TASK STATEMENT ::
Pick out the lines in the listing below that contain the word "icon" and copy them.

MATERIAL SHOWN ::
▬▬▬▬▬▬▬▬▬▬
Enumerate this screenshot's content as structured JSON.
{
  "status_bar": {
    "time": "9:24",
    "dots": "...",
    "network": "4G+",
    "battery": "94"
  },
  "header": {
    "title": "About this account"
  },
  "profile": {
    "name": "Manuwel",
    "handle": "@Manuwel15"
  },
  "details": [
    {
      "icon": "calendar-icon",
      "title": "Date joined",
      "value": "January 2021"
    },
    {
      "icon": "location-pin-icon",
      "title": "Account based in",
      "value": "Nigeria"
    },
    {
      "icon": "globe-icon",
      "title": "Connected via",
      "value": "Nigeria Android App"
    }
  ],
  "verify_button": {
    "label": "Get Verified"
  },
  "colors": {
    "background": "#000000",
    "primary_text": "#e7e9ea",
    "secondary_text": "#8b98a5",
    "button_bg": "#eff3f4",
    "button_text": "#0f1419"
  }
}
▬▬▬▬▬▬▬▬▬▬
RESULT FOR THIS EXERCISE ::
      "icon": "calendar-icon",
      "icon": "location-pin-icon",
      "icon": "globe-icon",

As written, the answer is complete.